- _Saved entries_

↓↓↓

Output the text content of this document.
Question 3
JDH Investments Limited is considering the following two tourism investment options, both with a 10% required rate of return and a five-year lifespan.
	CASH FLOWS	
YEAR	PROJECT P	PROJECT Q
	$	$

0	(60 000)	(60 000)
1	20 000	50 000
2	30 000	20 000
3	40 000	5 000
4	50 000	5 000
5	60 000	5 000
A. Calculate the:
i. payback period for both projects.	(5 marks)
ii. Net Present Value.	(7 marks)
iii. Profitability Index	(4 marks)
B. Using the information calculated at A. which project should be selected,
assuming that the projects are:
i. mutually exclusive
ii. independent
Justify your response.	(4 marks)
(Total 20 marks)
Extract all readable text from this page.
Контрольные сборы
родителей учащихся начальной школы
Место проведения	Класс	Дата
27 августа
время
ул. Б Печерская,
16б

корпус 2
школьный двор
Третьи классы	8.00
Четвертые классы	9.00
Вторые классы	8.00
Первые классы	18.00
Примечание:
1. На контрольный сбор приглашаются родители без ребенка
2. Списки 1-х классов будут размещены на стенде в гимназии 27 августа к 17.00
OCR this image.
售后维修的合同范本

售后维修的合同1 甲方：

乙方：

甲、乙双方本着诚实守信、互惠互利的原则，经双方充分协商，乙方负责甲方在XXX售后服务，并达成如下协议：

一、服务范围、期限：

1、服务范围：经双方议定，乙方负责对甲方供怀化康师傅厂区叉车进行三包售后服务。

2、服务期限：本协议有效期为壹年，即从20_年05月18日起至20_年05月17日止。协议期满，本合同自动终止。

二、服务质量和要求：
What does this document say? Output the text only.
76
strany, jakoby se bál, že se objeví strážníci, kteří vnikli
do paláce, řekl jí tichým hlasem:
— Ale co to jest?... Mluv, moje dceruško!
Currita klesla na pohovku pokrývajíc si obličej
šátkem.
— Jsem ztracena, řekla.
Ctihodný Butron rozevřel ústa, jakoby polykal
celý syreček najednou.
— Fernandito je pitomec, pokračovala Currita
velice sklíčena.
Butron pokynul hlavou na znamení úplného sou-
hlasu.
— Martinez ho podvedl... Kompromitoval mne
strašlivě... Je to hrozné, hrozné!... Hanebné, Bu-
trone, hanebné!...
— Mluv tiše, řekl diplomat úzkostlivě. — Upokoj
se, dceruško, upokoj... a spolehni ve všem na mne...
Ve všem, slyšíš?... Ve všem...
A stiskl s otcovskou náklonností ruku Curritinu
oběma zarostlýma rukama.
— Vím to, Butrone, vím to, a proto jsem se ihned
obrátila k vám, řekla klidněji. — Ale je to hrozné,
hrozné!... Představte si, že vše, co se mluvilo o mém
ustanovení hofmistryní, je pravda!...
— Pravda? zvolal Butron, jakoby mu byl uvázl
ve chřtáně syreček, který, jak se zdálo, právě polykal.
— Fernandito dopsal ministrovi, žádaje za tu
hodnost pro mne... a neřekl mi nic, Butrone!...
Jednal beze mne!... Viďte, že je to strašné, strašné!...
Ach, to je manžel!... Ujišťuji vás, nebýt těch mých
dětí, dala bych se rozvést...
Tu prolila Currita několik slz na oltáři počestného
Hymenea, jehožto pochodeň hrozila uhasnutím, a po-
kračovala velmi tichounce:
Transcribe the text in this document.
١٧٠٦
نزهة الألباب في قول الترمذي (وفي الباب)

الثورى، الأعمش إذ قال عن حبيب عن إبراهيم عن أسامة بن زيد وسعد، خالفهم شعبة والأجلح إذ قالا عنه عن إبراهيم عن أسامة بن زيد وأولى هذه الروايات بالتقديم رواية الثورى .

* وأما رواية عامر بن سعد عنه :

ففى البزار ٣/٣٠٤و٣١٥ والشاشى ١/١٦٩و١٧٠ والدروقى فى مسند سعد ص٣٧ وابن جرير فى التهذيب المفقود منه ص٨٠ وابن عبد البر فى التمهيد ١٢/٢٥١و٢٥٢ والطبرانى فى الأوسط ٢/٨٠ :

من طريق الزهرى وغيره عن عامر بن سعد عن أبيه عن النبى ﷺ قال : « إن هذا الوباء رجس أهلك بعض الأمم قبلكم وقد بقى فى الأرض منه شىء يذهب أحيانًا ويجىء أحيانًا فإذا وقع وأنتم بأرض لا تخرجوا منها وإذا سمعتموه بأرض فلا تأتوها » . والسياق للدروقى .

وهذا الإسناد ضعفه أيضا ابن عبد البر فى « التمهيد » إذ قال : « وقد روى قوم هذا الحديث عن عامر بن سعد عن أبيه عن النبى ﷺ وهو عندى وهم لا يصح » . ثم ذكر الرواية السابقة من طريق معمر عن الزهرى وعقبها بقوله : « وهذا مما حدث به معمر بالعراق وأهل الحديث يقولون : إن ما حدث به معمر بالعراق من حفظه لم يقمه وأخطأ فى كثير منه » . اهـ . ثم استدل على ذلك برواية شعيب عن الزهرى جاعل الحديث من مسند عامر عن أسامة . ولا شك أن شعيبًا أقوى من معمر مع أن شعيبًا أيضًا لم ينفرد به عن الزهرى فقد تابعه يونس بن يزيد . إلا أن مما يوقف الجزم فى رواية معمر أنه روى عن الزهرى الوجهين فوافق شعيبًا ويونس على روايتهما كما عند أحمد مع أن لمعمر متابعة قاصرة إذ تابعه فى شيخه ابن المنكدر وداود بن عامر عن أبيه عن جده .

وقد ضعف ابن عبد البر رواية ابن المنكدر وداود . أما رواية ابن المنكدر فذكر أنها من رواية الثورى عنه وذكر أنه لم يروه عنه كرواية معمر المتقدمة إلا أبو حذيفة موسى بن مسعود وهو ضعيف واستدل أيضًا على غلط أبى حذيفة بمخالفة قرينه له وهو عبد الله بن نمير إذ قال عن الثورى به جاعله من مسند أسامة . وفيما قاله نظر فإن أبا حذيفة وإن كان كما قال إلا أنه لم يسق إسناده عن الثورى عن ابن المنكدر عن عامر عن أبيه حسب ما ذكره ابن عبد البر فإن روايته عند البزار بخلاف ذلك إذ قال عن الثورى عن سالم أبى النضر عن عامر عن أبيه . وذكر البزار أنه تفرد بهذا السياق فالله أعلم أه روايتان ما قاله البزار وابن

↑↑↑

- _EXERCISE DIRECTIONS_
Write the material out exactly, with nothing left out.

- _OUTPUT FOR THIS TASK_
Output the text content of this document.
Question 3
JDH Investments Limited is considering the following two tourism investment options, both with a 10% required rate of return and a five-year lifespan.
	CASH FLOWS	
YEAR	PROJECT P	PROJECT Q
	$	$

0	(60 000)	(60 000)
1	20 000	50 000
2	30 000	20 000
3	40 000	5 000
4	50 000	5 000
5	60 000	5 000
A. Calculate the:
i. payback period for both projects.	(5 marks)
ii. Net Present Value.	(7 marks)
iii. Profitability Index	(4 marks)
B. Using the information calculated at A. which project should be selected,
assuming that the projects are:
i. mutually exclusive
ii. independent
Justify your response.	(4 marks)
(Total 20 marks)
Extract all readable text from this page.
Контрольные сборы
родителей учащихся начальной школы
Место проведения	Класс	Дата
27 августа
время
ул. Б Печерская,
16б

корпус 2
школьный двор
Третьи классы	8.00
Четвертые классы	9.00
Вторые классы	8.00
Первые классы	18.00
Примечание:
1. На контрольный сбор приглашаются родители без ребенка
2. Списки 1-х классов будут размещены на стенде в гимназии 27 августа к 17.00
OCR this image.
售后维修的合同范本

售后维修的合同1 甲方：

乙方：

甲、乙双方本着诚实守信、互惠互利的原则，经双方充分协商，乙方负责甲方在XXX售后服务，并达成如下协议：

一、服务范围、期限：

1、服务范围：经双方议定，乙方负责对甲方供怀化康师傅厂区叉车进行三包售后服务。

2、服务期限：本协议有效期为壹年，即从20_年05月18日起至20_年05月17日止。协议期满，本合同自动终止。

二、服务质量和要求：
What does this document say? Output the text only.
76
strany, jakoby se bál, že se objeví strážníci, kteří vnikli
do paláce, řekl jí tichým hlasem:
— Ale co to jest?... Mluv, moje dceruško!
Currita klesla na pohovku pokrývajíc si obličej
šátkem.
— Jsem ztracena, řekla.
Ctihodný Butron rozevřel ústa, jakoby polykal
celý syreček najednou.
— Fernandito je pitomec, pokračovala Currita
velice sklíčena.
Butron pokynul hlavou na znamení úplného sou-
hlasu.
— Martinez ho podvedl... Kompromitoval mne
strašlivě... Je to hrozné, hrozné!... Hanebné, Bu-
trone, hanebné!...
— Mluv tiše, řekl diplomat úzkostlivě. — Upokoj
se, dceruško, upokoj... a spolehni ve všem na mne...
Ve všem, slyšíš?... Ve všem...
A stiskl s otcovskou náklonností ruku Curritinu
oběma zarostlýma rukama.
— Vím to, Butrone, vím to, a proto jsem se ihned
obrátila k vám, řekla klidněji. — Ale je to hrozné,
hrozné!... Představte si, že vše, co se mluvilo o mém
ustanovení hofmistryní, je pravda!...
— Pravda? zvolal Butron, jakoby mu byl uvázl
ve chřtáně syreček, který, jak se zdálo, právě polykal.
— Fernandito dopsal ministrovi, žádaje za tu
hodnost pro mne... a neřekl mi nic, Butrone!...
Jednal beze mne!... Viďte, že je to strašné, strašné!...
Ach, to je manžel!... Ujišťuji vás, nebýt těch mých
dětí, dala bych se rozvést...
Tu prolila Currita několik slz na oltáři počestného
Hymenea, jehožto pochodeň hrozila uhasnutím, a po-
kračovala velmi tichounce:
Transcribe the text in this document.
١٧٠٦
نزهة الألباب في قول الترمذي (وفي الباب)

الثورى، الأعمش إذ قال عن حبيب عن إبراهيم عن أسامة بن زيد وسعد، خالفهم شعبة والأجلح إذ قالا عنه عن إبراهيم عن أسامة بن زيد وأولى هذه الروايات بالتقديم رواية الثورى .

* وأما رواية عامر بن سعد عنه :

ففى البزار ٣/٣٠٤و٣١٥ والشاشى ١/١٦٩و١٧٠ والدروقى فى مسند سعد ص٣٧ وابن جرير فى التهذيب المفقود منه ص٨٠ وابن عبد البر فى التمهيد ١٢/٢٥١و٢٥٢ والطبرانى فى الأوسط ٢/٨٠ :

من طريق الزهرى وغيره عن عامر بن سعد عن أبيه عن النبى ﷺ قال : « إن هذا الوباء رجس أهلك بعض الأمم قبلكم وقد بقى فى الأرض منه شىء يذهب أحيانًا ويجىء أحيانًا فإذا وقع وأنتم بأرض لا تخرجوا منها وإذا سمعتموه بأرض فلا تأتوها » . والسياق للدروقى .

وهذا الإسناد ضعفه أيضا ابن عبد البر فى « التمهيد » إذ قال : « وقد روى قوم هذا الحديث عن عامر بن سعد عن أبيه عن النبى ﷺ وهو عندى وهم لا يصح » . ثم ذكر الرواية السابقة من طريق معمر عن الزهرى وعقبها بقوله : « وهذا مما حدث به معمر بالعراق وأهل الحديث يقولون : إن ما حدث به معمر بالعراق من حفظه لم يقمه وأخطأ فى كثير منه » . اهـ . ثم استدل على ذلك برواية شعيب عن الزهرى جاعل الحديث من مسند عامر عن أسامة . ولا شك أن شعيبًا أقوى من معمر مع أن شعيبًا أيضًا لم ينفرد به عن الزهرى فقد تابعه يونس بن يزيد . إلا أن مما يوقف الجزم فى رواية معمر أنه روى عن الزهرى الوجهين فوافق شعيبًا ويونس على روايتهما كما عند أحمد مع أن لمعمر متابعة قاصرة إذ تابعه فى شيخه ابن المنكدر وداود بن عامر عن أبيه عن جده .

وقد ضعف ابن عبد البر رواية ابن المنكدر وداود . أما رواية ابن المنكدر فذكر أنها من رواية الثورى عنه وذكر أنه لم يروه عنه كرواية معمر المتقدمة إلا أبو حذيفة موسى بن مسعود وهو ضعيف واستدل أيضًا على غلط أبى حذيفة بمخالفة قرينه له وهو عبد الله بن نمير إذ قال عن الثورى به جاعله من مسند أسامة . وفيما قاله نظر فإن أبا حذيفة وإن كان كما قال إلا أنه لم يسق إسناده عن الثورى عن ابن المنكدر عن عامر عن أبيه حسب ما ذكره ابن عبد البر فإن روايته عند البزار بخلاف ذلك إذ قال عن الثورى عن سالم أبى النضر عن عامر عن أبيه . وذكر البزار أنه تفرد بهذا السياق فالله أعلم أه روايتان ما قاله البزار وابن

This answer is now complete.